**Goal**
Leave out any pictures and transcribe all other data below exactly.

**Available data**
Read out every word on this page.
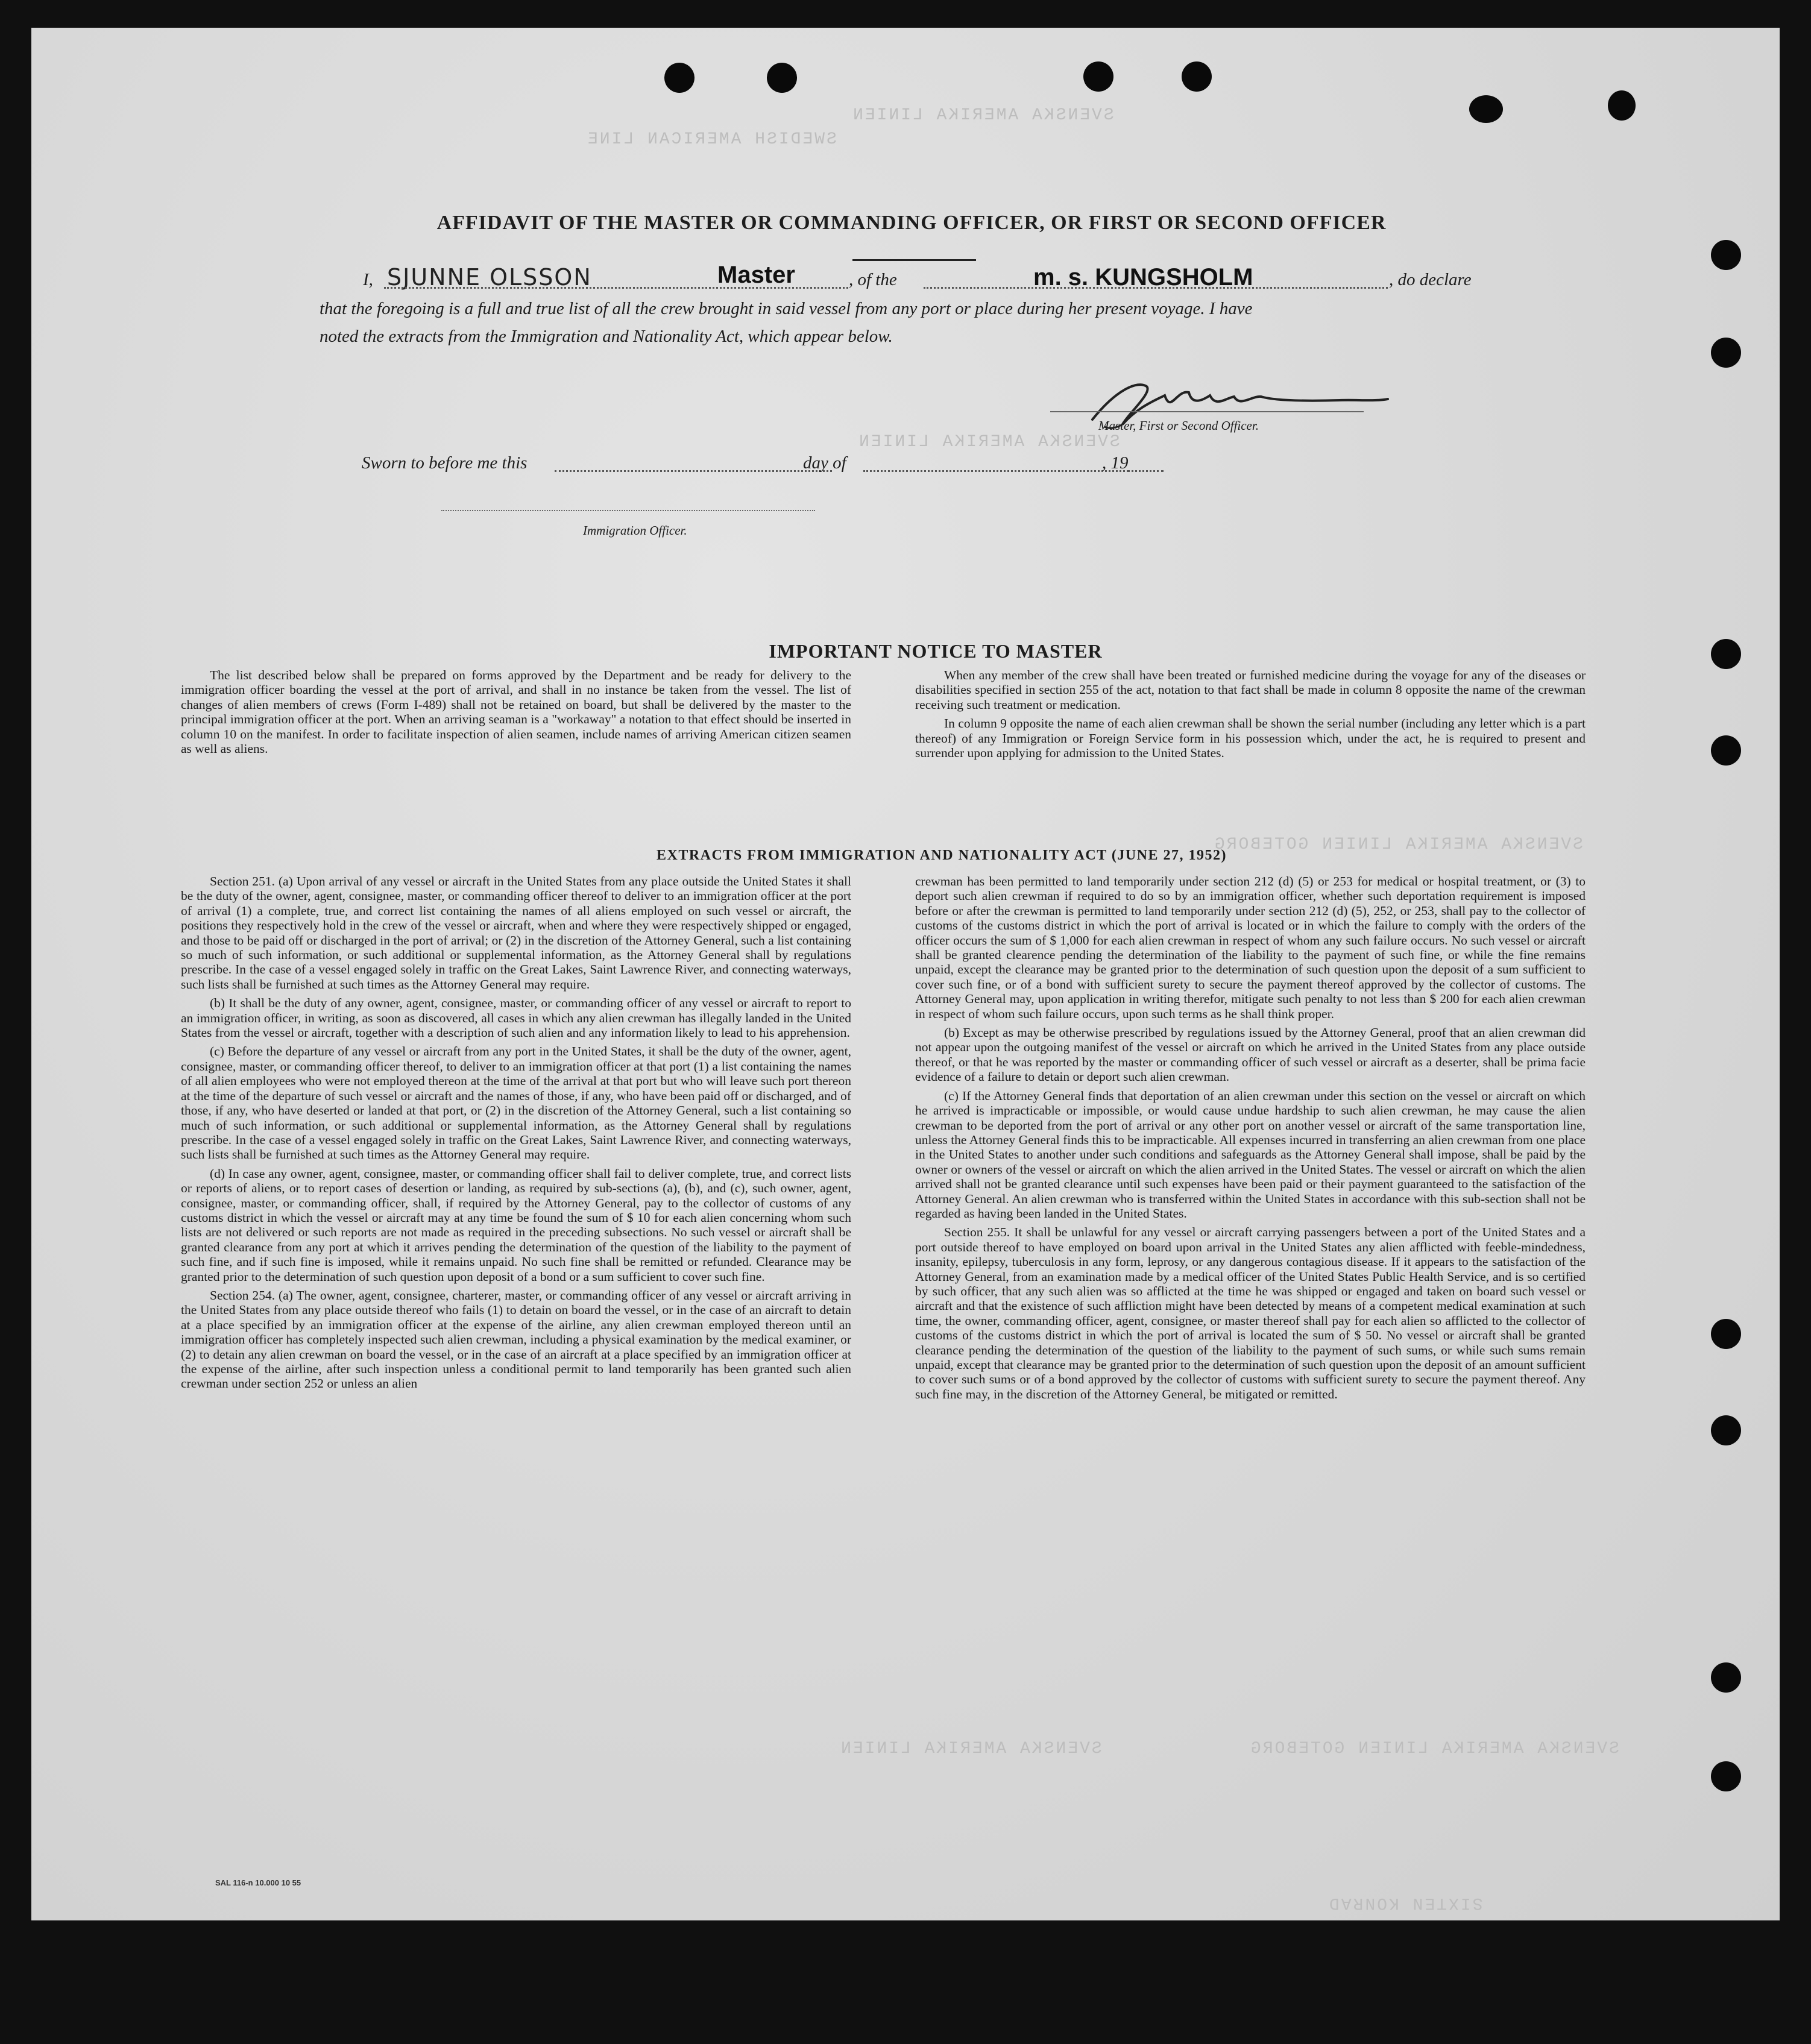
SVENSKA AMERIKA LINIEN
SWEDISH AMERICAN LINE
SVENSKA AMERIKA LINIEN
SVENSKA AMERIKA LINIEN GOTEBORG
SVENSKA AMERIKA LINIEN	SVENSKA AMERIKA LINIEN GOTEBORG
SIXTEN KONRAD
AFFIDAVIT OF THE MASTER OR COMMANDING OFFICER, OR FIRST OR SECOND OFFICER
I, SJUNNE OLSSON	Master	, of the	m. s. KUNGSHOLM	, do declare
that the foregoing is a full and true list of all the crew brought in said vessel from any port or place during her present voyage. I have
noted the extracts from the Immigration and Nationality Act, which appear below.
Master, First or Second Officer.
Sworn to before me this	day of	, 19
Immigration Officer.
IMPORTANT NOTICE TO MASTER

The list described below shall be prepared on forms approved by the Department and be ready for delivery to the immigration officer boarding the vessel at the port of arrival, and shall in no instance be taken from the vessel. The list of changes of alien members of crews (Form I-489) shall not be retained on board, but shall be delivered by the master to the principal immigration officer at the port. When an arriving seaman is a "workaway" a notation to that effect should be inserted in column 10 on the manifest. In order to facilitate inspection of alien seamen, include names of arriving American citizen seamen as well as aliens.

When any member of the crew shall have been treated or furnished medicine during the voyage for any of the diseases or disabilities specified in section 255 of the act, notation to that fact shall be made in column 8 opposite the name of the crewman receiving such treatment or medication.

In column 9 opposite the name of each alien crewman shall be shown the serial number (including any letter which is a part thereof) of any Immigration or Foreign Service form in his possession which, under the act, he is required to present and surrender upon applying for admission to the United States.

EXTRACTS FROM IMMIGRATION AND NATIONALITY ACT (JUNE 27, 1952)

Section 251. (a) Upon arrival of any vessel or aircraft in the United States from any place outside the United States it shall be the duty of the owner, agent, consignee, master, or commanding officer thereof to deliver to an immigration officer at the port of arrival (1) a complete, true, and correct list containing the names of all aliens employed on such vessel or aircraft, the positions they respectively hold in the crew of the vessel or aircraft, when and where they were respectively shipped or engaged, and those to be paid off or discharged in the port of arrival; or (2) in the discretion of the Attorney General, such a list containing so much of such information, or such additional or supplemental information, as the Attorney General shall by regulations prescribe. In the case of a vessel engaged solely in traffic on the Great Lakes, Saint Lawrence River, and connecting waterways, such lists shall be furnished at such times as the Attorney General may require.

(b) It shall be the duty of any owner, agent, consignee, master, or commanding officer of any vessel or aircraft to report to an immigration officer, in writing, as soon as discovered, all cases in which any alien crewman has illegally landed in the United States from the vessel or aircraft, together with a description of such alien and any information likely to lead to his apprehension.

(c) Before the departure of any vessel or aircraft from any port in the United States, it shall be the duty of the owner, agent, consignee, master, or commanding officer thereof, to deliver to an immigration officer at that port (1) a list containing the names of all alien employees who were not employed thereon at the time of the arrival at that port but who will leave such port thereon at the time of the departure of such vessel or aircraft and the names of those, if any, who have been paid off or discharged, and of those, if any, who have deserted or landed at that port, or (2) in the discretion of the Attorney General, such a list containing so much of such information, or such additional or supplemental information, as the Attorney General shall by regulations prescribe. In the case of a vessel engaged solely in traffic on the Great Lakes, Saint Lawrence River, and connecting waterways, such lists shall be furnished at such times as the Attorney General may require.

(d) In case any owner, agent, consignee, master, or commanding officer shall fail to deliver complete, true, and correct lists or reports of aliens, or to report cases of desertion or landing, as required by sub-sections (a), (b), and (c), such owner, agent, consignee, master, or commanding officer, shall, if required by the Attorney General, pay to the collector of customs of any customs district in which the vessel or aircraft may at any time be found the sum of $ 10 for each alien concerning whom such lists are not delivered or such reports are not made as required in the preceding subsections. No such vessel or aircraft shall be granted clearance from any port at which it arrives pending the determination of the question of the liability to the payment of such fine, and if such fine is imposed, while it remains unpaid. No such fine shall be remitted or refunded. Clearance may be granted prior to the determination of such question upon deposit of a bond or a sum sufficient to cover such fine.

Section 254. (a) The owner, agent, consignee, charterer, master, or commanding officer of any vessel or aircraft arriving in the United States from any place outside thereof who fails (1) to detain on board the vessel, or in the case of an aircraft to detain at a place specified by an immigration officer at the expense of the airline, any alien crewman employed thereon until an immigration officer has completely inspected such alien crewman, including a physical examination by the medical examiner, or (2) to detain any alien crewman on board the vessel, or in the case of an aircraft at a place specified by an immigration officer at the expense of the airline, after such inspection unless a conditional permit to land temporarily has been granted such alien crewman under section 252 or unless an alien

crewman has been permitted to land temporarily under section 212 (d) (5) or 253 for medical or hospital treatment, or (3) to deport such alien crewman if required to do so by an immigration officer, whether such deportation requirement is imposed before or after the crewman is permitted to land temporarily under section 212 (d) (5), 252, or 253, shall pay to the collector of customs of the customs district in which the port of arrival is located or in which the failure to comply with the orders of the officer occurs the sum of $ 1,000 for each alien crewman in respect of whom any such failure occurs. No such vessel or aircraft shall be granted clearence pending the determination of the liability to the payment of such fine, or while the fine remains unpaid, except the clearance may be granted prior to the determination of such question upon the deposit of a sum sufficient to cover such fine, or of a bond with sufficient surety to secure the payment thereof approved by the collector of customs. The Attorney General may, upon application in writing therefor, mitigate such penalty to not less than $ 200 for each alien crewman in respect of whom such failure occurs, upon such terms as he shall think proper.

(b) Except as may be otherwise prescribed by regulations issued by the Attorney General, proof that an alien crewman did not appear upon the outgoing manifest of the vessel or aircraft on which he arrived in the United States from any place outside thereof, or that he was reported by the master or commanding officer of such vessel or aircraft as a deserter, shall be prima facie evidence of a failure to detain or deport such alien crewman.

(c) If the Attorney General finds that deportation of an alien crewman under this section on the vessel or aircraft on which he arrived is impracticable or impossible, or would cause undue hardship to such alien crewman, he may cause the alien crewman to be deported from the port of arrival or any other port on another vessel or aircraft of the same transportation line, unless the Attorney General finds this to be impracticable. All expenses incurred in transferring an alien crewman from one place in the United States to another under such conditions and safeguards as the Attorney General shall impose, shall be paid by the owner or owners of the vessel or aircraft on which the alien arrived in the United States. The vessel or aircraft on which the alien arrived shall not be granted clearance until such expenses have been paid or their payment guaranteed to the satisfaction of the Attorney General. An alien crewman who is transferred within the United States in accordance with this sub-section shall not be regarded as having been landed in the United States.

Section 255. It shall be unlawful for any vessel or aircraft carrying passengers between a port of the United States and a port outside thereof to have employed on board upon arrival in the United States any alien afflicted with feeble-mindedness, insanity, epilepsy, tuberculosis in any form, leprosy, or any dangerous contagious disease. If it appears to the satisfaction of the Attorney General, from an examination made by a medical officer of the United States Public Health Service, and is so certified by such officer, that any such alien was so afflicted at the time he was shipped or engaged and taken on board such vessel or aircraft and that the existence of such affliction might have been detected by means of a competent medical examination at such time, the owner, commanding officer, agent, consignee, or master thereof shall pay for each alien so afflicted to the collector of customs of the customs district in which the port of arrival is located the sum of $ 50. No vessel or aircraft shall be granted clearance pending the determination of the question of the liability to the payment of such sums, or while such sums remain unpaid, except that clearance may be granted prior to the determination of such question upon the deposit of an amount sufficient to cover such sums or of a bond approved by the collector of customs with sufficient surety to secure the payment thereof. Any such fine may, in the discretion of the Attorney General, be mitigated or remitted.

SAL 116-n 10.000 10 55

**The output**
Read out every word on this page.
SVENSKA AMERIKA LINIEN
SWEDISH AMERICAN LINE
SVENSKA AMERIKA LINIEN
SVENSKA AMERIKA LINIEN GOTEBORG
SVENSKA AMERIKA LINIEN	SVENSKA AMERIKA LINIEN GOTEBORG
SIXTEN KONRAD
AFFIDAVIT OF THE MASTER OR COMMANDING OFFICER, OR FIRST OR SECOND OFFICER
I, SJUNNE OLSSON	Master	, of the	m. s. KUNGSHOLM	, do declare
that the foregoing is a full and true list of all the crew brought in said vessel from any port or place during her present voyage. I have
noted the extracts from the Immigration and Nationality Act, which appear below.
Master, First or Second Officer.
Sworn to before me this	day of	, 19
Immigration Officer.
IMPORTANT NOTICE TO MASTER

The list described below shall be prepared on forms approved by the Department and be ready for delivery to the immigration officer boarding the vessel at the port of arrival, and shall in no instance be taken from the vessel. The list of changes of alien members of crews (Form I-489) shall not be retained on board, but shall be delivered by the master to the principal immigration officer at the port. When an arriving seaman is a "workaway" a notation to that effect should be inserted in column 10 on the manifest. In order to facilitate inspection of alien seamen, include names of arriving American citizen seamen as well as aliens.

When any member of the crew shall have been treated or furnished medicine during the voyage for any of the diseases or disabilities specified in section 255 of the act, notation to that fact shall be made in column 8 opposite the name of the crewman receiving such treatment or medication.

In column 9 opposite the name of each alien crewman shall be shown the serial number (including any letter which is a part thereof) of any Immigration or Foreign Service form in his possession which, under the act, he is required to present and surrender upon applying for admission to the United States.

EXTRACTS FROM IMMIGRATION AND NATIONALITY ACT (JUNE 27, 1952)

Section 251. (a) Upon arrival of any vessel or aircraft in the United States from any place outside the United States it shall be the duty of the owner, agent, consignee, master, or commanding officer thereof to deliver to an immigration officer at the port of arrival (1) a complete, true, and correct list containing the names of all aliens employed on such vessel or aircraft, the positions they respectively hold in the crew of the vessel or aircraft, when and where they were respectively shipped or engaged, and those to be paid off or discharged in the port of arrival; or (2) in the discretion of the Attorney General, such a list containing so much of such information, or such additional or supplemental information, as the Attorney General shall by regulations prescribe. In the case of a vessel engaged solely in traffic on the Great Lakes, Saint Lawrence River, and connecting waterways, such lists shall be furnished at such times as the Attorney General may require.

(b) It shall be the duty of any owner, agent, consignee, master, or commanding officer of any vessel or aircraft to report to an immigration officer, in writing, as soon as discovered, all cases in which any alien crewman has illegally landed in the United States from the vessel or aircraft, together with a description of such alien and any information likely to lead to his apprehension.

(c) Before the departure of any vessel or aircraft from any port in the United States, it shall be the duty of the owner, agent, consignee, master, or commanding officer thereof, to deliver to an immigration officer at that port (1) a list containing the names of all alien employees who were not employed thereon at the time of the arrival at that port but who will leave such port thereon at the time of the departure of such vessel or aircraft and the names of those, if any, who have been paid off or discharged, and of those, if any, who have deserted or landed at that port, or (2) in the discretion of the Attorney General, such a list containing so much of such information, or such additional or supplemental information, as the Attorney General shall by regulations prescribe. In the case of a vessel engaged solely in traffic on the Great Lakes, Saint Lawrence River, and connecting waterways, such lists shall be furnished at such times as the Attorney General may require.

(d) In case any owner, agent, consignee, master, or commanding officer shall fail to deliver complete, true, and correct lists or reports of aliens, or to report cases of desertion or landing, as required by sub-sections (a), (b), and (c), such owner, agent, consignee, master, or commanding officer, shall, if required by the Attorney General, pay to the collector of customs of any customs district in which the vessel or aircraft may at any time be found the sum of $ 10 for each alien concerning whom such lists are not delivered or such reports are not made as required in the preceding subsections. No such vessel or aircraft shall be granted clearance from any port at which it arrives pending the determination of the question of the liability to the payment of such fine, and if such fine is imposed, while it remains unpaid. No such fine shall be remitted or refunded. Clearance may be granted prior to the determination of such question upon deposit of a bond or a sum sufficient to cover such fine.

Section 254. (a) The owner, agent, consignee, charterer, master, or commanding officer of any vessel or aircraft arriving in the United States from any place outside thereof who fails (1) to detain on board the vessel, or in the case of an aircraft to detain at a place specified by an immigration officer at the expense of the airline, any alien crewman employed thereon until an immigration officer has completely inspected such alien crewman, including a physical examination by the medical examiner, or (2) to detain any alien crewman on board the vessel, or in the case of an aircraft at a place specified by an immigration officer at the expense of the airline, after such inspection unless a conditional permit to land temporarily has been granted such alien crewman under section 252 or unless an alien

crewman has been permitted to land temporarily under section 212 (d) (5) or 253 for medical or hospital treatment, or (3) to deport such alien crewman if required to do so by an immigration officer, whether such deportation requirement is imposed before or after the crewman is permitted to land temporarily under section 212 (d) (5), 252, or 253, shall pay to the collector of customs of the customs district in which the port of arrival is located or in which the failure to comply with the orders of the officer occurs the sum of $ 1,000 for each alien crewman in respect of whom any such failure occurs. No such vessel or aircraft shall be granted clearence pending the determination of the liability to the payment of such fine, or while the fine remains unpaid, except the clearance may be granted prior to the determination of such question upon the deposit of a sum sufficient to cover such fine, or of a bond with sufficient surety to secure the payment thereof approved by the collector of customs. The Attorney General may, upon application in writing therefor, mitigate such penalty to not less than $ 200 for each alien crewman in respect of whom such failure occurs, upon such terms as he shall think proper.

(b) Except as may be otherwise prescribed by regulations issued by the Attorney General, proof that an alien crewman did not appear upon the outgoing manifest of the vessel or aircraft on which he arrived in the United States from any place outside thereof, or that he was reported by the master or commanding officer of such vessel or aircraft as a deserter, shall be prima facie evidence of a failure to detain or deport such alien crewman.

(c) If the Attorney General finds that deportation of an alien crewman under this section on the vessel or aircraft on which he arrived is impracticable or impossible, or would cause undue hardship to such alien crewman, he may cause the alien crewman to be deported from the port of arrival or any other port on another vessel or aircraft of the same transportation line, unless the Attorney General finds this to be impracticable. All expenses incurred in transferring an alien crewman from one place in the United States to another under such conditions and safeguards as the Attorney General shall impose, shall be paid by the owner or owners of the vessel or aircraft on which the alien arrived in the United States. The vessel or aircraft on which the alien arrived shall not be granted clearance until such expenses have been paid or their payment guaranteed to the satisfaction of the Attorney General. An alien crewman who is transferred within the United States in accordance with this sub-section shall not be regarded as having been landed in the United States.

Section 255. It shall be unlawful for any vessel or aircraft carrying passengers between a port of the United States and a port outside thereof to have employed on board upon arrival in the United States any alien afflicted with feeble-mindedness, insanity, epilepsy, tuberculosis in any form, leprosy, or any dangerous contagious disease. If it appears to the satisfaction of the Attorney General, from an examination made by a medical officer of the United States Public Health Service, and is so certified by such officer, that any such alien was so afflicted at the time he was shipped or engaged and taken on board such vessel or aircraft and that the existence of such affliction might have been detected by means of a competent medical examination at such time, the owner, commanding officer, agent, consignee, or master thereof shall pay for each alien so afflicted to the collector of customs of the customs district in which the port of arrival is located the sum of $ 50. No vessel or aircraft shall be granted clearance pending the determination of the question of the liability to the payment of such sums, or while such sums remain unpaid, except that clearance may be granted prior to the determination of such question upon the deposit of an amount sufficient to cover such sums or of a bond approved by the collector of customs with sufficient surety to secure the payment thereof. Any such fine may, in the discretion of the Attorney General, be mitigated or remitted.

SAL 116-n 10.000 10 55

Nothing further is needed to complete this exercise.